··· INPUT RECORDS ···
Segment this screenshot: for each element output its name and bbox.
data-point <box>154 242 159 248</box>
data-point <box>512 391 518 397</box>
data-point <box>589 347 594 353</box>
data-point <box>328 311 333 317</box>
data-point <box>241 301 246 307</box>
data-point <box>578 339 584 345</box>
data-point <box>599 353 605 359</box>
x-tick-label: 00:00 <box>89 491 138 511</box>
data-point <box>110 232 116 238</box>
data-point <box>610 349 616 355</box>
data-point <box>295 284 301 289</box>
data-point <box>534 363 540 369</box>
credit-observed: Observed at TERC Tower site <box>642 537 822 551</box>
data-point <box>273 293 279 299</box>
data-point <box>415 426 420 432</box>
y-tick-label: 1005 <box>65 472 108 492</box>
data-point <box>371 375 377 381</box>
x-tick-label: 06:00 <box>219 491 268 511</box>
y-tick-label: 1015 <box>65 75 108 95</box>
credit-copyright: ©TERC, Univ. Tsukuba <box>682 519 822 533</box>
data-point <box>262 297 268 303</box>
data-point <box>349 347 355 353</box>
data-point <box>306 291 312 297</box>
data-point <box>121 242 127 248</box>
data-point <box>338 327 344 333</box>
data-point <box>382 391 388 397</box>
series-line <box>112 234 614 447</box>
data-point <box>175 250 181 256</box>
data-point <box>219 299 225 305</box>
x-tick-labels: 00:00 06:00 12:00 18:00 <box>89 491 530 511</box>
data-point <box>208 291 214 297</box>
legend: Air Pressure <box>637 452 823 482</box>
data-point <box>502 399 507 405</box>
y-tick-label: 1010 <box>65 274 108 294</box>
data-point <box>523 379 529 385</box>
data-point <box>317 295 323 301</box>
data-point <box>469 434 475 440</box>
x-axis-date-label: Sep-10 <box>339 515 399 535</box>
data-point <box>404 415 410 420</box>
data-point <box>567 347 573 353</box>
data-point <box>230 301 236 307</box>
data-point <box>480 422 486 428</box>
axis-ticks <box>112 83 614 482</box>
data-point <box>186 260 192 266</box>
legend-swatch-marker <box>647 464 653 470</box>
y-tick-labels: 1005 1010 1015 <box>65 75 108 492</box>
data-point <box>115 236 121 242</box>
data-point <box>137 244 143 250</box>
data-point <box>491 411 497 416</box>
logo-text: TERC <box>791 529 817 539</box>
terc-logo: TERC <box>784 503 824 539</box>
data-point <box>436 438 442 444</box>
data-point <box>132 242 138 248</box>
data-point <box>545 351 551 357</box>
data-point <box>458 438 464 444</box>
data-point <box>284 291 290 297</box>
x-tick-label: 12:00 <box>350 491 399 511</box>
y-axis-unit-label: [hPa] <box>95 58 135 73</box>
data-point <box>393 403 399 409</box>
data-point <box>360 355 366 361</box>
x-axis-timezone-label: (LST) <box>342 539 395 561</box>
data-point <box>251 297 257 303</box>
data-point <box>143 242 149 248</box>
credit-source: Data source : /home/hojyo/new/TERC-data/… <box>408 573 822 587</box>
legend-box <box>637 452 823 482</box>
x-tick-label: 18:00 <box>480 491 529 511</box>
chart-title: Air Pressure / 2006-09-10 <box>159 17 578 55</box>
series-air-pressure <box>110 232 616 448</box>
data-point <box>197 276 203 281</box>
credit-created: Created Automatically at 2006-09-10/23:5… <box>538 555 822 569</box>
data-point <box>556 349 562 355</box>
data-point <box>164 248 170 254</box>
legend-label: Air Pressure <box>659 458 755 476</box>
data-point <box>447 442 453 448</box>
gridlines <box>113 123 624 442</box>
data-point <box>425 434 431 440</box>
···
**WRITTEN INSTRUCTION**
Please reproduce all of the lines of data above, character for character.

**CORRECT RESPONSE**
Segment this screenshot: for each element output its name and bbox.
data-point <box>154 242 159 248</box>
data-point <box>512 391 518 397</box>
data-point <box>589 347 594 353</box>
data-point <box>328 311 333 317</box>
data-point <box>241 301 246 307</box>
data-point <box>578 339 584 345</box>
data-point <box>599 353 605 359</box>
x-tick-label: 00:00 <box>89 491 138 511</box>
data-point <box>110 232 116 238</box>
data-point <box>610 349 616 355</box>
data-point <box>295 284 301 289</box>
data-point <box>534 363 540 369</box>
credit-observed: Observed at TERC Tower site <box>642 537 822 551</box>
data-point <box>273 293 279 299</box>
data-point <box>415 426 420 432</box>
y-tick-label: 1005 <box>65 472 108 492</box>
data-point <box>371 375 377 381</box>
x-tick-label: 06:00 <box>219 491 268 511</box>
y-tick-label: 1015 <box>65 75 108 95</box>
credit-copyright: ©TERC, Univ. Tsukuba <box>682 519 822 533</box>
data-point <box>262 297 268 303</box>
data-point <box>349 347 355 353</box>
data-point <box>306 291 312 297</box>
data-point <box>121 242 127 248</box>
data-point <box>338 327 344 333</box>
data-point <box>382 391 388 397</box>
series-line <box>112 234 614 447</box>
data-point <box>175 250 181 256</box>
data-point <box>219 299 225 305</box>
x-tick-labels: 00:00 06:00 12:00 18:00 <box>89 491 530 511</box>
data-point <box>208 291 214 297</box>
legend: Air Pressure <box>637 452 823 482</box>
data-point <box>502 399 507 405</box>
y-tick-label: 1010 <box>65 274 108 294</box>
data-point <box>523 379 529 385</box>
data-point <box>317 295 323 301</box>
data-point <box>469 434 475 440</box>
x-axis-date-label: Sep-10 <box>339 515 399 535</box>
data-point <box>404 415 410 420</box>
data-point <box>567 347 573 353</box>
data-point <box>230 301 236 307</box>
data-point <box>480 422 486 428</box>
axis-ticks <box>112 83 614 482</box>
data-point <box>186 260 192 266</box>
legend-swatch-marker <box>647 464 653 470</box>
y-tick-labels: 1005 1010 1015 <box>65 75 108 492</box>
data-point <box>115 236 121 242</box>
data-point <box>137 244 143 250</box>
data-point <box>491 411 497 416</box>
logo-text: TERC <box>791 529 817 539</box>
terc-logo: TERC <box>784 503 824 539</box>
data-point <box>436 438 442 444</box>
data-point <box>132 242 138 248</box>
data-point <box>545 351 551 357</box>
data-point <box>458 438 464 444</box>
data-point <box>284 291 290 297</box>
x-tick-label: 12:00 <box>350 491 399 511</box>
y-axis-unit-label: [hPa] <box>95 58 135 73</box>
data-point <box>393 403 399 409</box>
data-point <box>360 355 366 361</box>
x-axis-timezone-label: (LST) <box>342 539 395 561</box>
data-point <box>251 297 257 303</box>
data-point <box>143 242 149 248</box>
credit-source: Data source : /home/hojyo/new/TERC-data/… <box>408 573 822 587</box>
legend-box <box>637 452 823 482</box>
x-tick-label: 18:00 <box>480 491 529 511</box>
chart-title: Air Pressure / 2006-09-10 <box>159 17 578 55</box>
series-air-pressure <box>110 232 616 448</box>
data-point <box>197 276 203 281</box>
credit-created: Created Automatically at 2006-09-10/23:5… <box>538 555 822 569</box>
data-point <box>556 349 562 355</box>
data-point <box>164 248 170 254</box>
legend-label: Air Pressure <box>659 458 755 476</box>
data-point <box>447 442 453 448</box>
gridlines <box>113 123 624 442</box>
data-point <box>425 434 431 440</box>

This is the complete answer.